**RECORDS PROVIDED**.
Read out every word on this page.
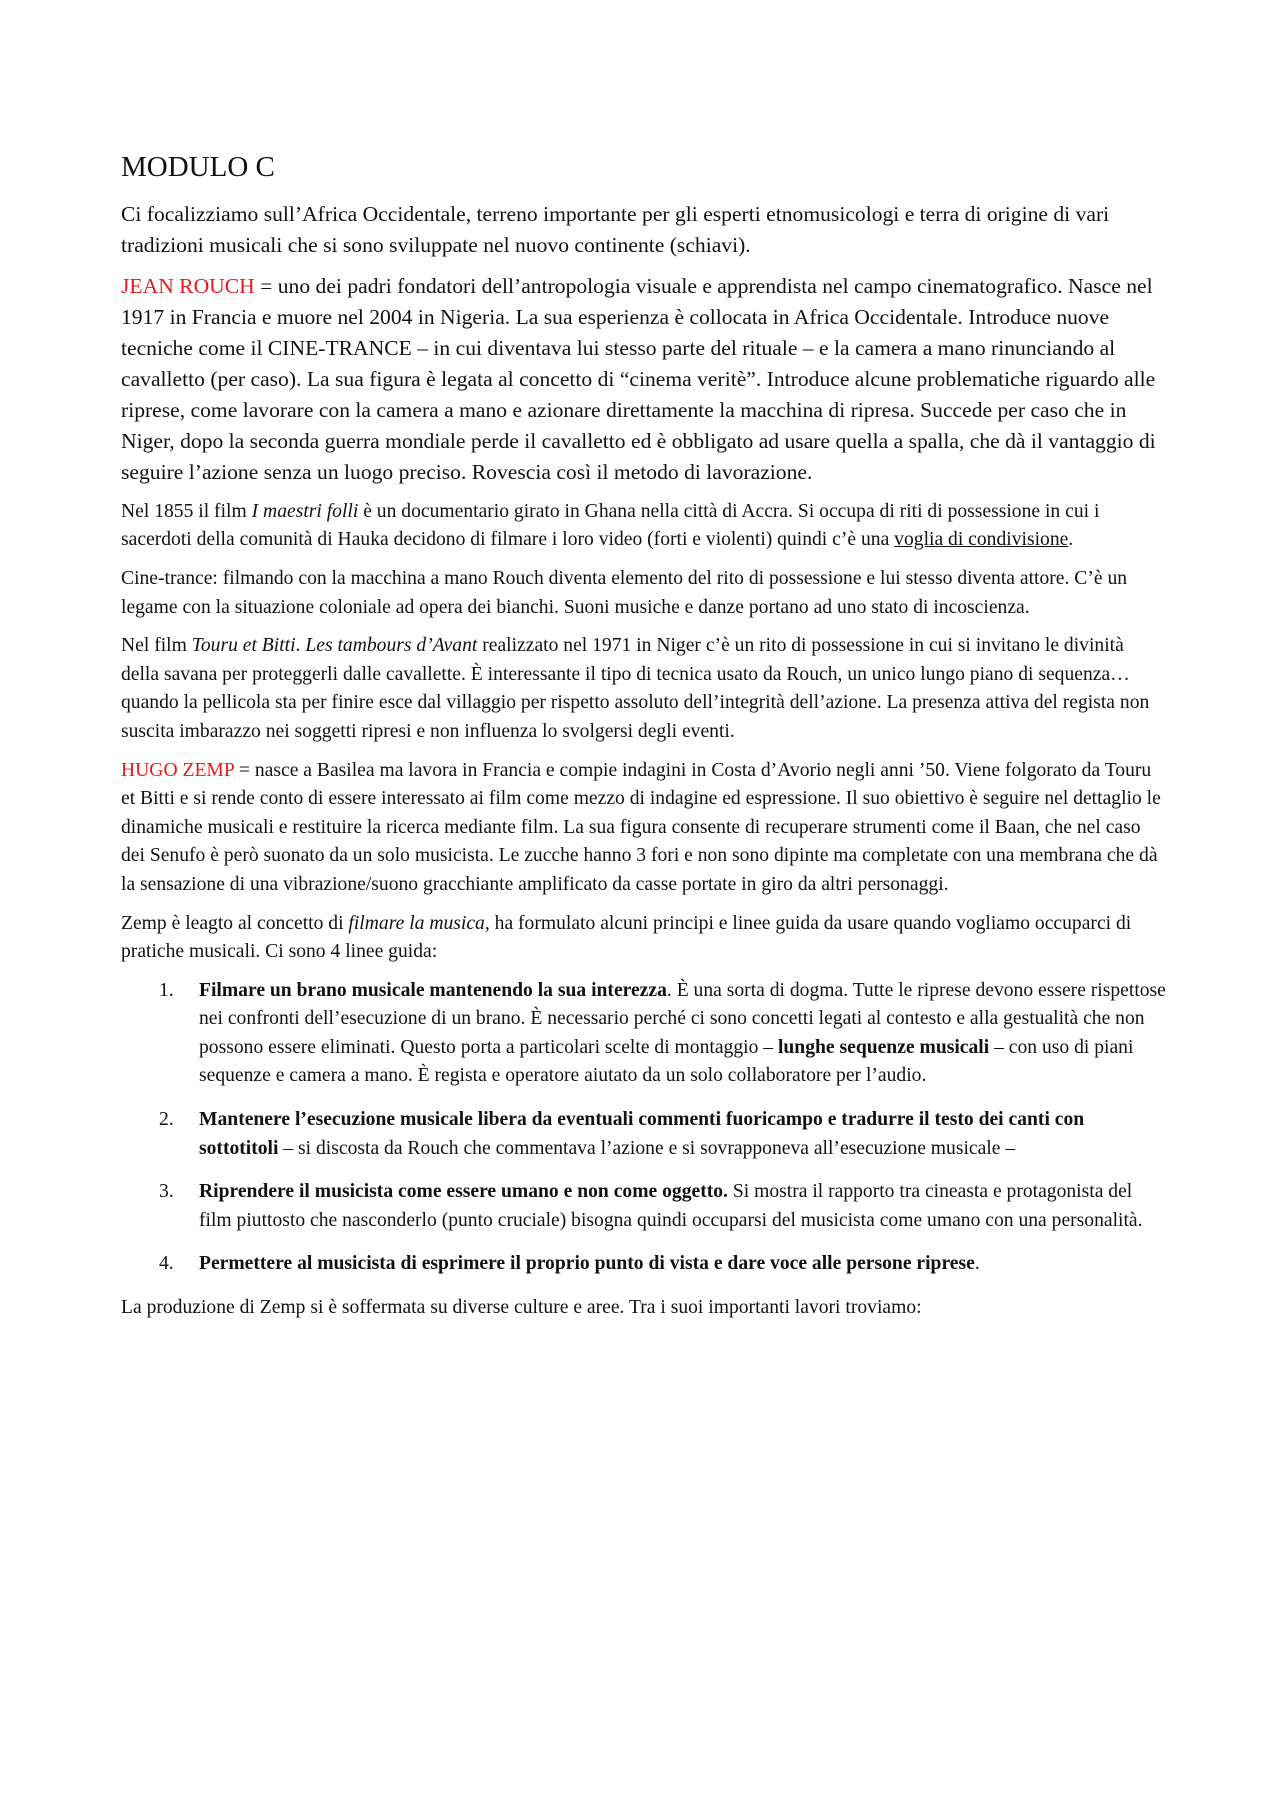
MODULO C

Ci focalizziamo sull’Africa Occidentale, terreno importante per gli esperti etnomusicologi e terra di origine di vari tradizioni musicali che si sono sviluppate nel nuovo continente (schiavi).

JEAN ROUCH = uno dei padri fondatori dell’antropologia visuale e apprendista nel campo cinematografico. Nasce nel 1917 in Francia e muore nel 2004 in Nigeria. La sua esperienza è collocata in Africa Occidentale. Introduce nuove tecniche come il CINE-TRANCE – in cui diventava lui stesso parte del rituale – e la camera a mano rinunciando al cavalletto (per caso). La sua figura è legata al concetto di “cinema veritè”. Introduce alcune problematiche riguardo alle riprese, come lavorare con la camera a mano e azionare direttamente la macchina di ripresa. Succede per caso che in Niger, dopo la seconda guerra mondiale perde il cavalletto ed è obbligato ad usare quella a spalla, che dà il vantaggio di seguire l’azione senza un luogo preciso. Rovescia così il metodo di lavorazione.

Nel 1855 il film I maestri folli è un documentario girato in Ghana nella città di Accra. Si occupa di riti di possessione in cui i sacerdoti della comunità di Hauka decidono di filmare i loro video (forti e violenti) quindi c’è una voglia di condivisione.

Cine-trance: filmando con la macchina a mano Rouch diventa elemento del rito di possessione e lui stesso diventa attore. C’è un legame con la situazione coloniale ad opera dei bianchi. Suoni musiche e danze portano ad uno stato di incoscienza.

Nel film Touru et Bitti. Les tambours d’Avant realizzato nel 1971 in Niger c’è un rito di possessione in cui si invitano le divinità della savana per proteggerli dalle cavallette. È interessante il tipo di tecnica usato da Rouch, un unico lungo piano di sequenza… quando la pellicola sta per finire esce dal villaggio per rispetto assoluto dell’integrità dell’azione. La presenza attiva del regista non suscita imbarazzo nei soggetti ripresi e non influenza lo svolgersi degli eventi.

HUGO ZEMP = nasce a Basilea ma lavora in Francia e compie indagini in Costa d’Avorio negli anni ’50. Viene folgorato da Touru et Bitti e si rende conto di essere interessato ai film come mezzo di indagine ed espressione. Il suo obiettivo è seguire nel dettaglio le dinamiche musicali e restituire la ricerca mediante film. La sua figura consente di recuperare strumenti come il Baan, che nel caso dei Senufo è però suonato da un solo musicista. Le zucche hanno 3 fori e non sono dipinte ma completate con una membrana che dà la sensazione di una vibrazione/suono gracchiante amplificato da casse portate in giro da altri personaggi.

Zemp è leagto al concetto di filmare la musica, ha formulato alcuni principi e linee guida da usare quando vogliamo occuparci di pratiche musicali. Ci sono 4 linee guida:

1. Filmare un brano musicale mantenendo la sua interezza. È una sorta di dogma. Tutte le riprese devono essere rispettose nei confronti dell’esecuzione di un brano. È necessario perché ci sono concetti legati al contesto e alla gestualità che non possono essere eliminati. Questo porta a particolari scelte di montaggio – lunghe sequenze musicali – con uso di piani sequenze e camera a mano. È regista e operatore aiutato da un solo collaboratore per l’audio.
2. Mantenere l’esecuzione musicale libera da eventuali commenti fuoricampo e tradurre il testo dei canti con sottotitoli – si discosta da Rouch che commentava l’azione e si sovrapponeva all’esecuzione musicale –
3. Riprendere il musicista come essere umano e non come oggetto. Si mostra il rapporto tra cineasta e protagonista del film piuttosto che nasconderlo (punto cruciale) bisogna quindi occuparsi del musicista come umano con una personalità.
4. Permettere al musicista di esprimere il proprio punto di vista e dare voce alle persone riprese.

La produzione di Zemp si è soffermata su diverse culture e aree. Tra i suoi importanti lavori troviamo:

**AIM**. Pictures in the records should not appear in your copy, but everything else must be transcribed exactly.

**EXERCISE ANSWER**.
Read out every word on this page.
MODULO C

Ci focalizziamo sull’Africa Occidentale, terreno importante per gli esperti etnomusicologi e terra di origine di vari tradizioni musicali che si sono sviluppate nel nuovo continente (schiavi).

JEAN ROUCH = uno dei padri fondatori dell’antropologia visuale e apprendista nel campo cinematografico. Nasce nel 1917 in Francia e muore nel 2004 in Nigeria. La sua esperienza è collocata in Africa Occidentale. Introduce nuove tecniche come il CINE-TRANCE – in cui diventava lui stesso parte del rituale – e la camera a mano rinunciando al cavalletto (per caso). La sua figura è legata al concetto di “cinema veritè”. Introduce alcune problematiche riguardo alle riprese, come lavorare con la camera a mano e azionare direttamente la macchina di ripresa. Succede per caso che in Niger, dopo la seconda guerra mondiale perde il cavalletto ed è obbligato ad usare quella a spalla, che dà il vantaggio di seguire l’azione senza un luogo preciso. Rovescia così il metodo di lavorazione.

Nel 1855 il film I maestri folli è un documentario girato in Ghana nella città di Accra. Si occupa di riti di possessione in cui i sacerdoti della comunità di Hauka decidono di filmare i loro video (forti e violenti) quindi c’è una voglia di condivisione.

Cine-trance: filmando con la macchina a mano Rouch diventa elemento del rito di possessione e lui stesso diventa attore. C’è un legame con la situazione coloniale ad opera dei bianchi. Suoni musiche e danze portano ad uno stato di incoscienza.

Nel film Touru et Bitti. Les tambours d’Avant realizzato nel 1971 in Niger c’è un rito di possessione in cui si invitano le divinità della savana per proteggerli dalle cavallette. È interessante il tipo di tecnica usato da Rouch, un unico lungo piano di sequenza… quando la pellicola sta per finire esce dal villaggio per rispetto assoluto dell’integrità dell’azione. La presenza attiva del regista non suscita imbarazzo nei soggetti ripresi e non influenza lo svolgersi degli eventi.

HUGO ZEMP = nasce a Basilea ma lavora in Francia e compie indagini in Costa d’Avorio negli anni ’50. Viene folgorato da Touru et Bitti e si rende conto di essere interessato ai film come mezzo di indagine ed espressione. Il suo obiettivo è seguire nel dettaglio le dinamiche musicali e restituire la ricerca mediante film. La sua figura consente di recuperare strumenti come il Baan, che nel caso dei Senufo è però suonato da un solo musicista. Le zucche hanno 3 fori e non sono dipinte ma completate con una membrana che dà la sensazione di una vibrazione/suono gracchiante amplificato da casse portate in giro da altri personaggi.

Zemp è leagto al concetto di filmare la musica, ha formulato alcuni principi e linee guida da usare quando vogliamo occuparci di pratiche musicali. Ci sono 4 linee guida:

1. Filmare un brano musicale mantenendo la sua interezza. È una sorta di dogma. Tutte le riprese devono essere rispettose nei confronti dell’esecuzione di un brano. È necessario perché ci sono concetti legati al contesto e alla gestualità che non possono essere eliminati. Questo porta a particolari scelte di montaggio – lunghe sequenze musicali – con uso di piani sequenze e camera a mano. È regista e operatore aiutato da un solo collaboratore per l’audio.
2. Mantenere l’esecuzione musicale libera da eventuali commenti fuoricampo e tradurre il testo dei canti con sottotitoli – si discosta da Rouch che commentava l’azione e si sovrapponeva all’esecuzione musicale –
3. Riprendere il musicista come essere umano e non come oggetto. Si mostra il rapporto tra cineasta e protagonista del film piuttosto che nasconderlo (punto cruciale) bisogna quindi occuparsi del musicista come umano con una personalità.
4. Permettere al musicista di esprimere il proprio punto di vista e dare voce alle persone riprese.

La produzione di Zemp si è soffermata su diverse culture e aree. Tra i suoi importanti lavori troviamo:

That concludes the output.